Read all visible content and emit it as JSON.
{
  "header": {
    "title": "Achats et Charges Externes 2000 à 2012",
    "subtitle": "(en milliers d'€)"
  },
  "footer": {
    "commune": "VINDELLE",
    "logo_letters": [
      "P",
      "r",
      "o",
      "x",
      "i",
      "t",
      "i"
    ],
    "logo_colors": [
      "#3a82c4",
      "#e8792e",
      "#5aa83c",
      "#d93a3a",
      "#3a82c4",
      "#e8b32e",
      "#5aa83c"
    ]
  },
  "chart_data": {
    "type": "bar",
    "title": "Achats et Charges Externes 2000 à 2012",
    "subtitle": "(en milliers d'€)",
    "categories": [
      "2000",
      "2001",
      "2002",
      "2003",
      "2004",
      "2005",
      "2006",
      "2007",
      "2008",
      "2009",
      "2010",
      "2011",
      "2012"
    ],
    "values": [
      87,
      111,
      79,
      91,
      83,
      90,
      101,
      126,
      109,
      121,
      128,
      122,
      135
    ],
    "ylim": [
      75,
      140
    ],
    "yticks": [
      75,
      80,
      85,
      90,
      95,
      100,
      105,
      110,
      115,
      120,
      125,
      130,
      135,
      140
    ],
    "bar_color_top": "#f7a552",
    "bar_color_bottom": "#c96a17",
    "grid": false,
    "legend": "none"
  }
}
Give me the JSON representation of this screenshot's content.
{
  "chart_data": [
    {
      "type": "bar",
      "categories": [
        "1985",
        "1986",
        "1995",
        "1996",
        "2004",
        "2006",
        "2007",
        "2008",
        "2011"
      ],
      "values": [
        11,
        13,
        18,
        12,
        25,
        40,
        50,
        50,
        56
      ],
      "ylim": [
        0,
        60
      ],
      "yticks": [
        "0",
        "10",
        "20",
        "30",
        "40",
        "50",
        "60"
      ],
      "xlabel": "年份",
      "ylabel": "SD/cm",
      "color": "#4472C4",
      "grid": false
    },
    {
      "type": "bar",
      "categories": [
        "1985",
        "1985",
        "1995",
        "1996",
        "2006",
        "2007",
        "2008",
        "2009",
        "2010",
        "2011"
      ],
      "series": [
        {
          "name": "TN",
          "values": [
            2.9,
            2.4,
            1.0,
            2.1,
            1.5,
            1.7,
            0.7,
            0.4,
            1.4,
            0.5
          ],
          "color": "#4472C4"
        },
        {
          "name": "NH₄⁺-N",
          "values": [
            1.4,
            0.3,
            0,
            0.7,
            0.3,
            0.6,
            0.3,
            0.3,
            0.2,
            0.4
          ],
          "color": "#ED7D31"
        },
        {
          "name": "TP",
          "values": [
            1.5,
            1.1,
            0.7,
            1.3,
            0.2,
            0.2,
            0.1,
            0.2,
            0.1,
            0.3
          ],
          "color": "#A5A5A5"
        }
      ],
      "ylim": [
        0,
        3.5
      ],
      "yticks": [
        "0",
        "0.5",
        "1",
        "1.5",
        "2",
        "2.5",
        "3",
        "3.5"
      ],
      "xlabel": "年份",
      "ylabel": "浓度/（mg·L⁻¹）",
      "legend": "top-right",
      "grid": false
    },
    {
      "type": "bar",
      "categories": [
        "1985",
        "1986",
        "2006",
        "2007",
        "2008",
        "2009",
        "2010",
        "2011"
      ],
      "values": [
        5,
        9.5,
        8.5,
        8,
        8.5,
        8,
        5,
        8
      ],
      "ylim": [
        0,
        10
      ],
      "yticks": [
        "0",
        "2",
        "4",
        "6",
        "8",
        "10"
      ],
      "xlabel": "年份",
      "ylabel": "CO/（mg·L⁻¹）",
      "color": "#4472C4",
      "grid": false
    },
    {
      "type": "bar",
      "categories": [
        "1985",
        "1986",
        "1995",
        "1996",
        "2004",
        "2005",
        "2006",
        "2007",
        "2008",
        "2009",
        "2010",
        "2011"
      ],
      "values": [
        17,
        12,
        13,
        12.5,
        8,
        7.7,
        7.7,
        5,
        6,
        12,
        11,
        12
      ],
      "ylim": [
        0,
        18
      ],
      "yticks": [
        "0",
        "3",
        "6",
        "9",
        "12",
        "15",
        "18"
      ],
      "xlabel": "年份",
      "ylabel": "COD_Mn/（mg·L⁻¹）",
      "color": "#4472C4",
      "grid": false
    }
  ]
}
--
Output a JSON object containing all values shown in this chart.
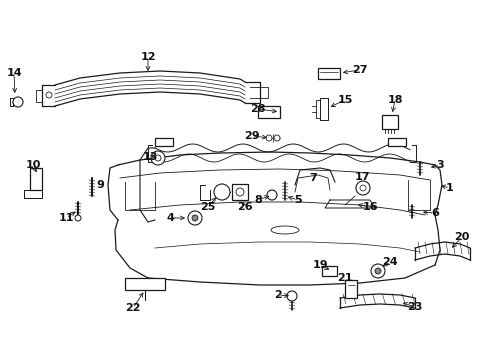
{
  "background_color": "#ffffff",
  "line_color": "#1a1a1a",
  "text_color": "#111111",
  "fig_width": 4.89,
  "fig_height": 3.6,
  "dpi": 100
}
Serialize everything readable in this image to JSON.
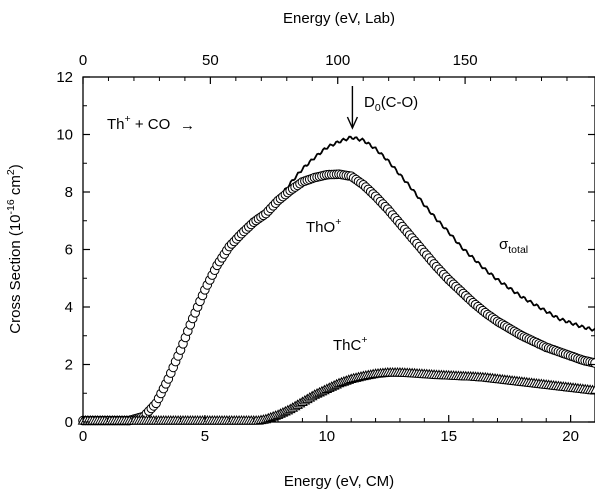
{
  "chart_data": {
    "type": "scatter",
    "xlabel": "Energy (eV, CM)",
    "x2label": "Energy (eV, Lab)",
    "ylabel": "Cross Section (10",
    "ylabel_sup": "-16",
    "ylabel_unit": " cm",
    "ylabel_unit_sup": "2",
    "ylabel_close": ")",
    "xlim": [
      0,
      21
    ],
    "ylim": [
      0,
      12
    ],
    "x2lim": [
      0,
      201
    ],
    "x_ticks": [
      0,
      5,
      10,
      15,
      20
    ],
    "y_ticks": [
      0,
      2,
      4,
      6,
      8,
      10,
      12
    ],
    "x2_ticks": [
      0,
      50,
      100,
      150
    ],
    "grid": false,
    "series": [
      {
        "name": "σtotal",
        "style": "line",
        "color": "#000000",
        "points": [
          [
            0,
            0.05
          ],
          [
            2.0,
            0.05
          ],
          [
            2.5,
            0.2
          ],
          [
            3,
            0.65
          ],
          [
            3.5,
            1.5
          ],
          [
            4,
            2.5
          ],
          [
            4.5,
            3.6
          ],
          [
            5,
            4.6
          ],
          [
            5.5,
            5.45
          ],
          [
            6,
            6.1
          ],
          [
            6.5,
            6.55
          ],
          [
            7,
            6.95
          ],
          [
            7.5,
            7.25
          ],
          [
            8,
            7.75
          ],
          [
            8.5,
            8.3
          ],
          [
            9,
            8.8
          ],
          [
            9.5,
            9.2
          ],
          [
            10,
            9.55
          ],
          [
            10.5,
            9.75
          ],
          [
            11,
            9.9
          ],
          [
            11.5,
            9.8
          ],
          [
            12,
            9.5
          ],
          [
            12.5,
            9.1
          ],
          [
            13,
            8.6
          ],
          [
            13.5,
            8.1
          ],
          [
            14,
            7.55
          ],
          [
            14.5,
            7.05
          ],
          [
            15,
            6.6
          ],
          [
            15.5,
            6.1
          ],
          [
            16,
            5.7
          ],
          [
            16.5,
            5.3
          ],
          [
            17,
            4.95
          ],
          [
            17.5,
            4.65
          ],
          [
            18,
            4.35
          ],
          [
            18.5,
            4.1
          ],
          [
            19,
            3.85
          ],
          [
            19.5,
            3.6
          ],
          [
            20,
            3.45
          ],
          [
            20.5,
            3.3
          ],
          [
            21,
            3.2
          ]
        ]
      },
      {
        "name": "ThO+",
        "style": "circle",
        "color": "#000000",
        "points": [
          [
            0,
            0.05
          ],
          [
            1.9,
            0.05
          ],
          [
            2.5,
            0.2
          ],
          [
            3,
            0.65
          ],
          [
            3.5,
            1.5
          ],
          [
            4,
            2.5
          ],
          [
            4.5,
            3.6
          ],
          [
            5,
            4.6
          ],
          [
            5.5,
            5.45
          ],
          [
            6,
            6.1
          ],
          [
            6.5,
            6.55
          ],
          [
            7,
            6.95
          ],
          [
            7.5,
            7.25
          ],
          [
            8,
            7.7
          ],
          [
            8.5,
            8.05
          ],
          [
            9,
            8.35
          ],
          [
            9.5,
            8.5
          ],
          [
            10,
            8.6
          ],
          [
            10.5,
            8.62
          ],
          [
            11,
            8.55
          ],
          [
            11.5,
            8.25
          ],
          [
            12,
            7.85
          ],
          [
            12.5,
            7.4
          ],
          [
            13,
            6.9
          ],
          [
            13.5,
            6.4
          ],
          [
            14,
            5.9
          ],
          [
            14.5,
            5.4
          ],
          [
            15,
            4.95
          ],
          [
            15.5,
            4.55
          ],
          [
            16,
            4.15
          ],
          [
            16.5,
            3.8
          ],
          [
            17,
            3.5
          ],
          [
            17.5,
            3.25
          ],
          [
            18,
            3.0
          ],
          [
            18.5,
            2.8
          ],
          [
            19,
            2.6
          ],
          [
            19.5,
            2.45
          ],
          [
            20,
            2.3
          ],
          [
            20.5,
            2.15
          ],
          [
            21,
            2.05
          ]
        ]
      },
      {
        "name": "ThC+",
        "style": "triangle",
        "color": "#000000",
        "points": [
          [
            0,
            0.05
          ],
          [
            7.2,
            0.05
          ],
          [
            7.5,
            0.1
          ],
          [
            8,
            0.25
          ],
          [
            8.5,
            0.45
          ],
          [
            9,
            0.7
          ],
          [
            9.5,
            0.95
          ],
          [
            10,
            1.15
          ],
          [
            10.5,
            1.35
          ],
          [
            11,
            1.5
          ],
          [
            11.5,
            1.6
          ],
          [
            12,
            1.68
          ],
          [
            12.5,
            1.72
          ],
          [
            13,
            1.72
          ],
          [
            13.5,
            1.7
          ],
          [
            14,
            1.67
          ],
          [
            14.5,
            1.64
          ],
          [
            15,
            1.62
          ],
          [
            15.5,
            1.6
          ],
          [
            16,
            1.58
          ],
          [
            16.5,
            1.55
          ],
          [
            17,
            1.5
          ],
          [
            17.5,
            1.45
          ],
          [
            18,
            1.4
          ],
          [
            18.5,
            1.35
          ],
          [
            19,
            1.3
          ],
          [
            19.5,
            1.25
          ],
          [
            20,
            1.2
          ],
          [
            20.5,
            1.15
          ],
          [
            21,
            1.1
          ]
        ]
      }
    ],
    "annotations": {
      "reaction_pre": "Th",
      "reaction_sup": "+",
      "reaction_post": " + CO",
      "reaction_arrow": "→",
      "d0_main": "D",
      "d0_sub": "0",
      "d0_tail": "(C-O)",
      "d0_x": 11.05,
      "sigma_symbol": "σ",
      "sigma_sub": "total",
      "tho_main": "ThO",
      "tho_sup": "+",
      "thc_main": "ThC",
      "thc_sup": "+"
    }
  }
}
---
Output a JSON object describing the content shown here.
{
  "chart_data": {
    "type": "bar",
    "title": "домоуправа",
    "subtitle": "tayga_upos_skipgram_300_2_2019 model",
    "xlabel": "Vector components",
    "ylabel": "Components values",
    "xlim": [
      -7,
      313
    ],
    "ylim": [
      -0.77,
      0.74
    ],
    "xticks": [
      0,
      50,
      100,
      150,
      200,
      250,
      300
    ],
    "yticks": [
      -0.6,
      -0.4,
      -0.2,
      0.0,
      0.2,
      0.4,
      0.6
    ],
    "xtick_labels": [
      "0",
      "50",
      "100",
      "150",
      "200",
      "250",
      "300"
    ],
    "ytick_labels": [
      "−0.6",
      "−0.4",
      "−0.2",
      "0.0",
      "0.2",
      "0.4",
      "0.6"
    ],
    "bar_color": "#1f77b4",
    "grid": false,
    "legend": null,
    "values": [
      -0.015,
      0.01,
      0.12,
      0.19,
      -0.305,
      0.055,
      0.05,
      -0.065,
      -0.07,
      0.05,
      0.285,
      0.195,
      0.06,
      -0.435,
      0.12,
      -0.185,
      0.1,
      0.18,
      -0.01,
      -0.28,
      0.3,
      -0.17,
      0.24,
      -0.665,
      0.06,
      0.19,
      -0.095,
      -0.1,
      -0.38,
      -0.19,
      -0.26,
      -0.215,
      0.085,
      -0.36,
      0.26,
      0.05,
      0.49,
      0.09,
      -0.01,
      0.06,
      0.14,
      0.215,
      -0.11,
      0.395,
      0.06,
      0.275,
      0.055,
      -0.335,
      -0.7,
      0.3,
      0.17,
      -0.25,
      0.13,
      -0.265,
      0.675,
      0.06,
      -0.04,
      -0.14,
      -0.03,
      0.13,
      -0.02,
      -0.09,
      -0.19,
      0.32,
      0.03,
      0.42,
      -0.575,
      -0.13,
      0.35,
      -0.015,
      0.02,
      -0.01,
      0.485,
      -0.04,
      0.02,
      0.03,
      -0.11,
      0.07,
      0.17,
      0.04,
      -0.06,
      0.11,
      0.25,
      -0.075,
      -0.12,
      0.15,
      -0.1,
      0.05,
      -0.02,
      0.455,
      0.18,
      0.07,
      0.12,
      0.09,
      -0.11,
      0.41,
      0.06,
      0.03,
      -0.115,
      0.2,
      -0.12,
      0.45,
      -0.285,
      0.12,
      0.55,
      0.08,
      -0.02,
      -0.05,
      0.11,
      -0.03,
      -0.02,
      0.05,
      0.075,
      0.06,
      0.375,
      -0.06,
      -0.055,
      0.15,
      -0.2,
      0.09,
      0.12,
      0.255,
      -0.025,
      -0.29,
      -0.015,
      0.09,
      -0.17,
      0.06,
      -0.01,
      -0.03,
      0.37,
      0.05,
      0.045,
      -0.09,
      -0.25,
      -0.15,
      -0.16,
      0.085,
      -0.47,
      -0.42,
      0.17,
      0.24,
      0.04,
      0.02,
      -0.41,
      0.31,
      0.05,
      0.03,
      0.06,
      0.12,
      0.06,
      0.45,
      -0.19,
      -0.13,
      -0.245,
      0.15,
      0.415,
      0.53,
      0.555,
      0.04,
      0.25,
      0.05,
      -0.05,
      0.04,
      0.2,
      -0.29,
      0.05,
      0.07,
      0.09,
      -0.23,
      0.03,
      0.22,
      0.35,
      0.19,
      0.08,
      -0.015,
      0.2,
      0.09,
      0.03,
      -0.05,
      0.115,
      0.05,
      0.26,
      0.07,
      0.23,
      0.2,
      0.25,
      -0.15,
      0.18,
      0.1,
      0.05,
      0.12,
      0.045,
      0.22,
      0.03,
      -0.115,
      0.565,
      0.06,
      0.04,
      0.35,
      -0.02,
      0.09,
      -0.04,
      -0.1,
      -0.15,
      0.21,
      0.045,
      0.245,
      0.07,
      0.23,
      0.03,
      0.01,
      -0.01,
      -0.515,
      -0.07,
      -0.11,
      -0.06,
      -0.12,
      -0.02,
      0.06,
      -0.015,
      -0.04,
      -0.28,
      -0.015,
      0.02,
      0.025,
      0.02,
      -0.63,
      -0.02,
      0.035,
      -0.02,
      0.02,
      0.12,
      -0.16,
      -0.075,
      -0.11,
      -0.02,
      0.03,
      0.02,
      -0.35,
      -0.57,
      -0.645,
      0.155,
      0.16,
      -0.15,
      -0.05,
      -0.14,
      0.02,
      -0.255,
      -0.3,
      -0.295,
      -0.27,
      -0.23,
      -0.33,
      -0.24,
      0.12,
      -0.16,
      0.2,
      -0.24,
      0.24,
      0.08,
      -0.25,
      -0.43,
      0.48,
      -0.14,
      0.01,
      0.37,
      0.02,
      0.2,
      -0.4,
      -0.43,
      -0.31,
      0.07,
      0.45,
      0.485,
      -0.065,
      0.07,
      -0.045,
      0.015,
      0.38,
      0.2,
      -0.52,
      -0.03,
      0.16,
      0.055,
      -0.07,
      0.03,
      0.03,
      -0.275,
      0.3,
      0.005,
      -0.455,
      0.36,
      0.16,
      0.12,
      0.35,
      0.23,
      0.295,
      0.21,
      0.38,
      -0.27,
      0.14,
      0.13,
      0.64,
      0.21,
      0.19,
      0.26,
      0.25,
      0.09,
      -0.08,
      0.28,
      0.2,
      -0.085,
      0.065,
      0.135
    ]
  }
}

**WHAT IS NEEDED**
In how many lines of the data does the string "milliers" appear? Give only the number.

**WRITTEN ANSWER**
2